* [DIRECTIONS] Report each line of the data that has "following" somewhere in it.

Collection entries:
----

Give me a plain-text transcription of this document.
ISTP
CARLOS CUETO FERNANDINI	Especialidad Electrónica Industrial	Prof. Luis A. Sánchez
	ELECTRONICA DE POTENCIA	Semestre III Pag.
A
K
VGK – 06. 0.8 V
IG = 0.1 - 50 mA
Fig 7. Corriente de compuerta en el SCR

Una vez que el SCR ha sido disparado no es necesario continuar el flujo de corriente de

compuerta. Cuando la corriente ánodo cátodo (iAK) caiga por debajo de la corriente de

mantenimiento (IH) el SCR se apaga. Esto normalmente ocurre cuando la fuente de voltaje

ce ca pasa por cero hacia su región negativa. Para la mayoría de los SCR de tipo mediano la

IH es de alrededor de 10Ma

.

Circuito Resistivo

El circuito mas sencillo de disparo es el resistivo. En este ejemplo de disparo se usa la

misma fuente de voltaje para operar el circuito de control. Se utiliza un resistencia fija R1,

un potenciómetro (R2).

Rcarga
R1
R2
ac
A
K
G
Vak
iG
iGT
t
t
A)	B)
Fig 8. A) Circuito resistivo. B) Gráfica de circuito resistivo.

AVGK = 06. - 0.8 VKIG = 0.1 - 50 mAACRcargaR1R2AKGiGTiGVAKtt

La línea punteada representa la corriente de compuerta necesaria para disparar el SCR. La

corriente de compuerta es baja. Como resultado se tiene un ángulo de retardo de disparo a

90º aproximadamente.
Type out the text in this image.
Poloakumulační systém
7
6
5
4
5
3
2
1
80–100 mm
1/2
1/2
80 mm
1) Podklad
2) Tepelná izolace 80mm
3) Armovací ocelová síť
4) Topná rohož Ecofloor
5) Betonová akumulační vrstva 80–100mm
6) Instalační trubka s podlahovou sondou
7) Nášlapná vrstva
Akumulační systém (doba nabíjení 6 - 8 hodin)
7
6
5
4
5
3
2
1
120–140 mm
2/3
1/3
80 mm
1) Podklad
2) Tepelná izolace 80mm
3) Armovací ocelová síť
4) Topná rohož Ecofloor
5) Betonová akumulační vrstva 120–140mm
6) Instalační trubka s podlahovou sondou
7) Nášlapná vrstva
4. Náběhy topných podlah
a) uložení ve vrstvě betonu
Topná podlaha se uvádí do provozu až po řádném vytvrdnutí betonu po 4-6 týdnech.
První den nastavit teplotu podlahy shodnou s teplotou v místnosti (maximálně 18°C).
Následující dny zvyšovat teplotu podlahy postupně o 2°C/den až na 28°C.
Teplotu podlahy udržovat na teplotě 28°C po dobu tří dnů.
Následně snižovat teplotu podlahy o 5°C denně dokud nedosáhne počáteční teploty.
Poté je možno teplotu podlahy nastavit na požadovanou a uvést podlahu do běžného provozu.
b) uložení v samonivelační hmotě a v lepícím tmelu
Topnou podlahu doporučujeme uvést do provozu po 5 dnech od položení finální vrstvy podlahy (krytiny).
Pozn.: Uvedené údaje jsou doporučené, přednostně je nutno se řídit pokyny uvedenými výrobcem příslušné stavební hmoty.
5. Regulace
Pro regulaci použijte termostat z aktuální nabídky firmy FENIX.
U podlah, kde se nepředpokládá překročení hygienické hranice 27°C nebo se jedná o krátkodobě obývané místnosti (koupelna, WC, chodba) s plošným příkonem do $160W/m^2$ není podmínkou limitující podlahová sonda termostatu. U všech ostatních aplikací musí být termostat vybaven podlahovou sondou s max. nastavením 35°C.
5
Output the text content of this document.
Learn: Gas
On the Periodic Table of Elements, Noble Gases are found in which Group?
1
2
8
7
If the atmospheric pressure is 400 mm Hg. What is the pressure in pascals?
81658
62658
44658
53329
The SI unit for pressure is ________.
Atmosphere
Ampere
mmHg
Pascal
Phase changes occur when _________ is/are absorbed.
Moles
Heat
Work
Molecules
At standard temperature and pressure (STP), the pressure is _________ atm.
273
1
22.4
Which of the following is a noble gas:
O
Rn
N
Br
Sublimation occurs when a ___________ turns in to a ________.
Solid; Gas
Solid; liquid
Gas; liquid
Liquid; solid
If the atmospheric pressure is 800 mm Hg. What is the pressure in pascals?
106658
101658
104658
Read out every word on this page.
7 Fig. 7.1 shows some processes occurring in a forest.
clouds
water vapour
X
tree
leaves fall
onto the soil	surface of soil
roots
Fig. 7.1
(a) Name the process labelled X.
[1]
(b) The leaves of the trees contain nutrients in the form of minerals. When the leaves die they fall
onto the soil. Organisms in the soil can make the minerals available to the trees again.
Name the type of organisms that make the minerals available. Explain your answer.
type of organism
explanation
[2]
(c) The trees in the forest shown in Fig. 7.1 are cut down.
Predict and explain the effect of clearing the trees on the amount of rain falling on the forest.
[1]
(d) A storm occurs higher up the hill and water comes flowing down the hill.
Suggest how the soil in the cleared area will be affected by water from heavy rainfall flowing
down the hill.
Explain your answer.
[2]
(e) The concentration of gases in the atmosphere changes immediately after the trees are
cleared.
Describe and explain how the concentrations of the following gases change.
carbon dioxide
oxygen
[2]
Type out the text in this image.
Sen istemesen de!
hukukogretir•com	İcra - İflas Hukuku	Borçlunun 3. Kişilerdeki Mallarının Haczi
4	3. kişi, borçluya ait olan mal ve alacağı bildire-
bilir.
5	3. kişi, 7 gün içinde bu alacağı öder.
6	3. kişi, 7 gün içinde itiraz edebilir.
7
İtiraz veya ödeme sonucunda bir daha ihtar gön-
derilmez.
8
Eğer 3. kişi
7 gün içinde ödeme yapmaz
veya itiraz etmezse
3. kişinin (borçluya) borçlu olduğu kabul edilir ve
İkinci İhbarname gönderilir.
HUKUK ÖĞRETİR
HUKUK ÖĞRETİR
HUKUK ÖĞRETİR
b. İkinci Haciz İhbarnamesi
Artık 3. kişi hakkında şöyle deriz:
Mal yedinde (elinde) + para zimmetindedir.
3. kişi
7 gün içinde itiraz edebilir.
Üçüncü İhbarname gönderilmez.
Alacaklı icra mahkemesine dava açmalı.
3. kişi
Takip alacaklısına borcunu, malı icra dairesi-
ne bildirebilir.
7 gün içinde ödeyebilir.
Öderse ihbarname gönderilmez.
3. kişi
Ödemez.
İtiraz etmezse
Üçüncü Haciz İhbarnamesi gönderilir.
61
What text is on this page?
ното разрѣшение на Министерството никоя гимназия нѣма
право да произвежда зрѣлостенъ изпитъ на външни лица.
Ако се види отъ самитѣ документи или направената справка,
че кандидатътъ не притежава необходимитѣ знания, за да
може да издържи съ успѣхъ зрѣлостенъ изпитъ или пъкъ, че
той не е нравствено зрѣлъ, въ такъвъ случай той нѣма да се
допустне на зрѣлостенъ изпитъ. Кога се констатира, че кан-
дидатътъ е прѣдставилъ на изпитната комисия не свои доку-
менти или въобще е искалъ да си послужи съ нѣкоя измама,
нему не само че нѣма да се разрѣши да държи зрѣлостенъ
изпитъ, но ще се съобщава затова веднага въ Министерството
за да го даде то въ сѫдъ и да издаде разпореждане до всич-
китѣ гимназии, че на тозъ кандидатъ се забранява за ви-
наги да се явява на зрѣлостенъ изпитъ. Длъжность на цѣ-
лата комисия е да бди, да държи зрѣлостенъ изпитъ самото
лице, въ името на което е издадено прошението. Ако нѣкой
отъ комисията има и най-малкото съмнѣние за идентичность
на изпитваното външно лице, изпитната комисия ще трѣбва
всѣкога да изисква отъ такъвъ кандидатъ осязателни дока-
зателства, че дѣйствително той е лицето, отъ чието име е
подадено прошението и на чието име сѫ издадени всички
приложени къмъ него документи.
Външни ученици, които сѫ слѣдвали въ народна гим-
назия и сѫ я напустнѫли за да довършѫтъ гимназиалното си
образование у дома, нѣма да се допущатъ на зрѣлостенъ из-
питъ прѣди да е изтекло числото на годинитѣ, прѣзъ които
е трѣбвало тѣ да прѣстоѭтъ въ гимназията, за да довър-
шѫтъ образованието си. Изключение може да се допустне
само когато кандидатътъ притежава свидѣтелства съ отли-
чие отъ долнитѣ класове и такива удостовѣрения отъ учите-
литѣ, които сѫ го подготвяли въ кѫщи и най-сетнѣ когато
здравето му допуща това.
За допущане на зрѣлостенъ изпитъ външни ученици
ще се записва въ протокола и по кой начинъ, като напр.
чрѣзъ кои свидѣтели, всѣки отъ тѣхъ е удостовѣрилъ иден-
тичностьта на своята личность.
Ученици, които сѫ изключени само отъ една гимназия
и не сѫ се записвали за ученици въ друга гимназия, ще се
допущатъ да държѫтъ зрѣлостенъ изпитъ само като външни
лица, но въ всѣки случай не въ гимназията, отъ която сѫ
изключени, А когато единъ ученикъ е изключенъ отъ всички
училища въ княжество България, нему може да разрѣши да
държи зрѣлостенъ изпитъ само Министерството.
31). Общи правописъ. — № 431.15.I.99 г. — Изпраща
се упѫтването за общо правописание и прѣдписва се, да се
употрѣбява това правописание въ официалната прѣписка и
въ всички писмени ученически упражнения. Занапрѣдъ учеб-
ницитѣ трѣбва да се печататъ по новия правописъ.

----

* [COMPLETE ANSWER]
Which of the following is a noble gas:
Describe and explain how the concentrations of the following gases change.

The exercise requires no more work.